### Figure collection entries
##############################
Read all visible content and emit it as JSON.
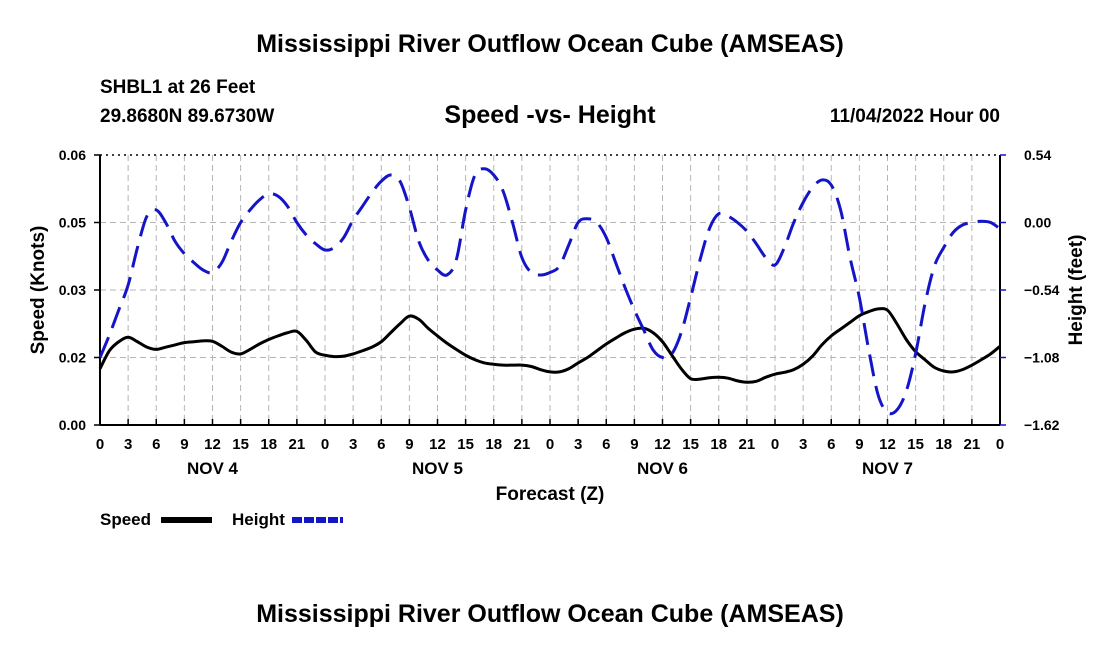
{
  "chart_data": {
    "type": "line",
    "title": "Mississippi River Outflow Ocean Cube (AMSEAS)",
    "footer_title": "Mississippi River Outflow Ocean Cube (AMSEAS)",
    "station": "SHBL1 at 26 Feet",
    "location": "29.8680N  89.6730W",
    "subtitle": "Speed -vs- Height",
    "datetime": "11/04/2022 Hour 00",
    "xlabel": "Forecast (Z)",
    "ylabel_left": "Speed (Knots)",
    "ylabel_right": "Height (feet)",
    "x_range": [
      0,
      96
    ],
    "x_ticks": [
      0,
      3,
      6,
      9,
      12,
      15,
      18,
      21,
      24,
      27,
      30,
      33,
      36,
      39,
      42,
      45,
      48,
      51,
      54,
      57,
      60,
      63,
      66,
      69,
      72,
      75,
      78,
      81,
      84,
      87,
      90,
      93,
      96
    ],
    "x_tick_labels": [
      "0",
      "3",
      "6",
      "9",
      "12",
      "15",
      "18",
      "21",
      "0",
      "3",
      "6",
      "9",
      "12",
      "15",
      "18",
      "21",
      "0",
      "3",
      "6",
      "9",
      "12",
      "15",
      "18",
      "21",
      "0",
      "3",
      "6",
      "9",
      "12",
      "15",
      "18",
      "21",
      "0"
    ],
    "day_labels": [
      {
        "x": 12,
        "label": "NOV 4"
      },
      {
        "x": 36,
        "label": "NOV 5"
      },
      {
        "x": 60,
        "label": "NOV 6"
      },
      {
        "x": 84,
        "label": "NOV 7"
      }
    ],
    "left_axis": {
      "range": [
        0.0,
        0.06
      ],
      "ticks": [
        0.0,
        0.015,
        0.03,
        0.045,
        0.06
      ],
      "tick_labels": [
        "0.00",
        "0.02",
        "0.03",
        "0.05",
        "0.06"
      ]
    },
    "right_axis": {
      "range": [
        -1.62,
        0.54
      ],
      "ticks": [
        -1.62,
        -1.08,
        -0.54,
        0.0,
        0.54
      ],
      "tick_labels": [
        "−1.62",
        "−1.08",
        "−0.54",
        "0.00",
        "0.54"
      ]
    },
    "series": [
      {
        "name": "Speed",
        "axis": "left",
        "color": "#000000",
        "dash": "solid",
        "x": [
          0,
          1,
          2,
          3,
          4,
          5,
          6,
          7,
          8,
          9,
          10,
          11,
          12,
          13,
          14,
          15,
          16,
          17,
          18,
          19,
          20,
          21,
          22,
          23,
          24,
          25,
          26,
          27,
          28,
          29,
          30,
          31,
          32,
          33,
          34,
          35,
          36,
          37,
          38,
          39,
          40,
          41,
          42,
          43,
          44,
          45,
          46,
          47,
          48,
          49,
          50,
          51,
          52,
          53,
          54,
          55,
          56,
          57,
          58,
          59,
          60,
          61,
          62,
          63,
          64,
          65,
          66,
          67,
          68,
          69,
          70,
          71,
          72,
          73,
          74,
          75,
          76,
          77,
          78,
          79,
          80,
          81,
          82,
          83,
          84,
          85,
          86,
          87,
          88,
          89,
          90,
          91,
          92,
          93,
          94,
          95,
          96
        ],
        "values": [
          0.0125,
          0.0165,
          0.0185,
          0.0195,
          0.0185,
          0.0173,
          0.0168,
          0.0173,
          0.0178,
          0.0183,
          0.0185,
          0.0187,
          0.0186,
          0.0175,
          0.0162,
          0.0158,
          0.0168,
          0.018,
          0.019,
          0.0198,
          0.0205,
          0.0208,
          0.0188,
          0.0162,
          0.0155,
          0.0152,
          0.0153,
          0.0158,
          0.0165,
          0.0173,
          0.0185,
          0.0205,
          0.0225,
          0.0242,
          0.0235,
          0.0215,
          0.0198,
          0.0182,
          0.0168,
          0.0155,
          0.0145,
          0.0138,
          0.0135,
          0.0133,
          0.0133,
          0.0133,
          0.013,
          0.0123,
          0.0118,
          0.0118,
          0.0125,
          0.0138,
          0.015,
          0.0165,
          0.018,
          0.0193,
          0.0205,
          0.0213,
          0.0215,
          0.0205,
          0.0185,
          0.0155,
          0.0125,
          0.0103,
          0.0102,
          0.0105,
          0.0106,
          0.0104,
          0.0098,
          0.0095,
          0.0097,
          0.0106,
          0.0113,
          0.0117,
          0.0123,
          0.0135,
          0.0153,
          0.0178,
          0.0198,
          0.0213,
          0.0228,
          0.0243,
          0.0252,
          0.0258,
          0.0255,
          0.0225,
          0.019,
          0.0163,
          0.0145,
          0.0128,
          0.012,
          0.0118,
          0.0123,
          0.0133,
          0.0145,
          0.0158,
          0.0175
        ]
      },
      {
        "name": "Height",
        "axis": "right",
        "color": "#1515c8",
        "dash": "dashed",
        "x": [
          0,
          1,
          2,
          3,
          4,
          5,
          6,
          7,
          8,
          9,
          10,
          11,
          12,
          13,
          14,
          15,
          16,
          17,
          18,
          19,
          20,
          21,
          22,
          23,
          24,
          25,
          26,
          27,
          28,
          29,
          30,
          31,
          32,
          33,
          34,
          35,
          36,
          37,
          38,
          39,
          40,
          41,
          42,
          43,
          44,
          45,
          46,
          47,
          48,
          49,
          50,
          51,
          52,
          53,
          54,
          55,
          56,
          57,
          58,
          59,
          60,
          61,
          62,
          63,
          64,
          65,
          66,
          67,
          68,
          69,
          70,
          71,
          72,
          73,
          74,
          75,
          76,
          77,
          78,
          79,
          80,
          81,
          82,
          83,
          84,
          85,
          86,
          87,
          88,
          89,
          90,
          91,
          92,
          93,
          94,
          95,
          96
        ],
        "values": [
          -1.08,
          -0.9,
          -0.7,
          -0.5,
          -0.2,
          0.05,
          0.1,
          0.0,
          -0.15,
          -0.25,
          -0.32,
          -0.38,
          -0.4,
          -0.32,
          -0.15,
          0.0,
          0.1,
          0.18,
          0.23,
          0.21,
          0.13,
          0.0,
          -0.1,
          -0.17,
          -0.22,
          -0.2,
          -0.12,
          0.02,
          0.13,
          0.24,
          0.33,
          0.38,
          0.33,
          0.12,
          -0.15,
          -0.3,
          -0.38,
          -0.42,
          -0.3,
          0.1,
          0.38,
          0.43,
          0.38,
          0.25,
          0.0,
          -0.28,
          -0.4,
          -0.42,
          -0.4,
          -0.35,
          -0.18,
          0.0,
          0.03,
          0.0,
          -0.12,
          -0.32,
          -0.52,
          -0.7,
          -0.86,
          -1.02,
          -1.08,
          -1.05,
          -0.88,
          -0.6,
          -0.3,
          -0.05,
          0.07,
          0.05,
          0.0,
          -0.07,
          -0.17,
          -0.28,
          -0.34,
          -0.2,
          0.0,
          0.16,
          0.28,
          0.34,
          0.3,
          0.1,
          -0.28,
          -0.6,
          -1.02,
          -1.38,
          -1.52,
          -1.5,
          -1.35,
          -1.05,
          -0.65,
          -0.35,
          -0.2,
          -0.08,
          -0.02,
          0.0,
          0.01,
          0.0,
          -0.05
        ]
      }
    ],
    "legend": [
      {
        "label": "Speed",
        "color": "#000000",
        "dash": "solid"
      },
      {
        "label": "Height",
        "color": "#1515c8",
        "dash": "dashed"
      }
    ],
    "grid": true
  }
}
##############################
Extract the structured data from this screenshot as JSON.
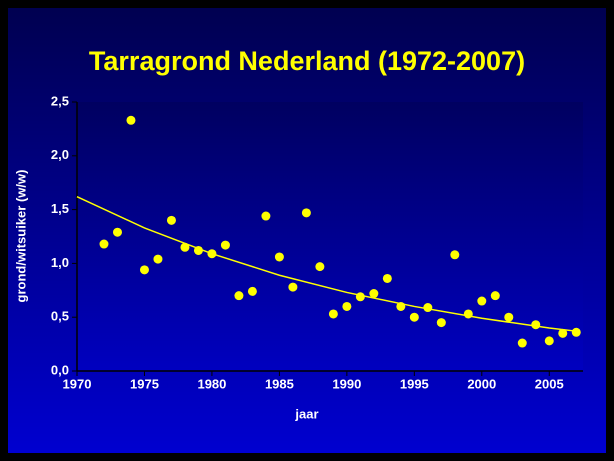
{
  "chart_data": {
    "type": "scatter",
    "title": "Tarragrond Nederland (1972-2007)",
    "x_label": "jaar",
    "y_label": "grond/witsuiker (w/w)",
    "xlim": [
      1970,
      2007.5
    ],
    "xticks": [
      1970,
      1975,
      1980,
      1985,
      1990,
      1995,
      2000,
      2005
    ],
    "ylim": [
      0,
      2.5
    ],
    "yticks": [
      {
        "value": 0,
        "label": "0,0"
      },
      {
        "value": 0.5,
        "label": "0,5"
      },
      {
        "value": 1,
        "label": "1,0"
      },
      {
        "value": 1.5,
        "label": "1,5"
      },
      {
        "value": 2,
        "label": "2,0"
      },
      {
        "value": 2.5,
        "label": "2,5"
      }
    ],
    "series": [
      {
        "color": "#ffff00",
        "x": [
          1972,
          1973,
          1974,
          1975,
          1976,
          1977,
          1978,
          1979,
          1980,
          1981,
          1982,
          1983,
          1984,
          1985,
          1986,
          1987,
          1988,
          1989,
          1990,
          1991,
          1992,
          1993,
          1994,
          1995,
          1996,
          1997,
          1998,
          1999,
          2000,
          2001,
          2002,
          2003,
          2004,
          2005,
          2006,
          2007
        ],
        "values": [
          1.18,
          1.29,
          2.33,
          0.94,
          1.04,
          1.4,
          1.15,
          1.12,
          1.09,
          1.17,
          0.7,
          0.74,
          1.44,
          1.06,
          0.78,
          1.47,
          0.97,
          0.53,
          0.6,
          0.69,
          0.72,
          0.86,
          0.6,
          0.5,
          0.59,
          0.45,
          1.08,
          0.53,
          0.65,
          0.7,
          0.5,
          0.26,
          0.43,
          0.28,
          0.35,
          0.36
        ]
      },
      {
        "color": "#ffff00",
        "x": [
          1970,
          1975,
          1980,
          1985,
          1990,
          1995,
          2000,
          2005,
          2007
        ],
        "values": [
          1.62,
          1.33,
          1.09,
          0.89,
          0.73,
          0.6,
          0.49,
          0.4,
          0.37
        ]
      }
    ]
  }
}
##############################
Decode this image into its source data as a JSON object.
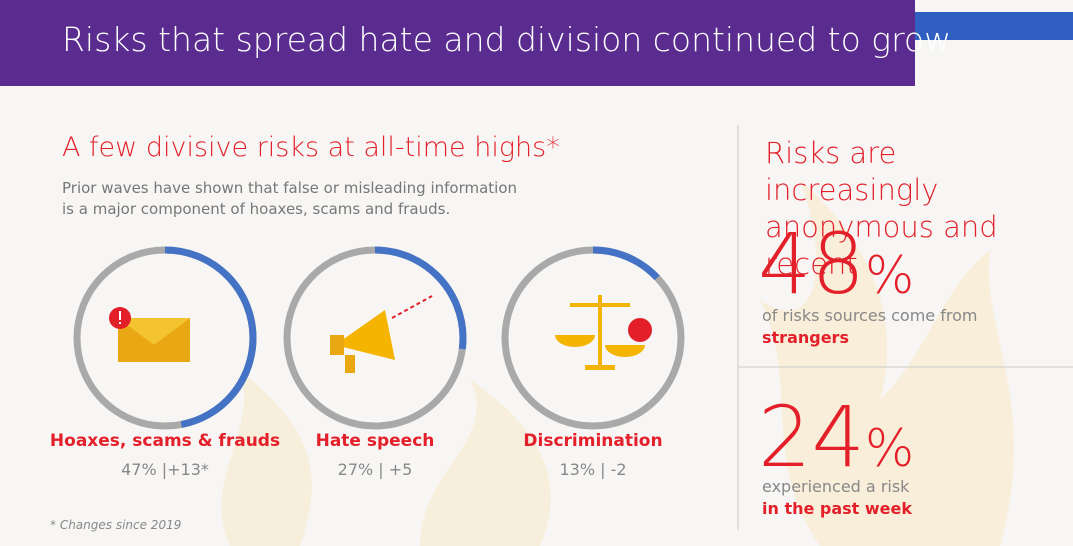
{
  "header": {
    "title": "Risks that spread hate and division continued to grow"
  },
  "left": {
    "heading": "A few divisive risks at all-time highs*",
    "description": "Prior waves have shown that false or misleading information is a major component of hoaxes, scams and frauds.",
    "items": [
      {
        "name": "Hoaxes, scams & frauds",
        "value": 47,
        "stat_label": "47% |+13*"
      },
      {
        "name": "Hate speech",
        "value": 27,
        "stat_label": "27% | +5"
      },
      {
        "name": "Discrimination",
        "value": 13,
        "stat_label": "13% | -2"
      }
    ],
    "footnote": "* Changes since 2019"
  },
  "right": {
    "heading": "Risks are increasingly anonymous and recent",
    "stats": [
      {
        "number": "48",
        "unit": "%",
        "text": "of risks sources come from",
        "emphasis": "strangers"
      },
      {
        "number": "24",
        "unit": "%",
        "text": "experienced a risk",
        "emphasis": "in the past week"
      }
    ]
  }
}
##############################
### Task requirements
Count every line of the records that holds "Ocean". State the number, nothing else.

### The output
2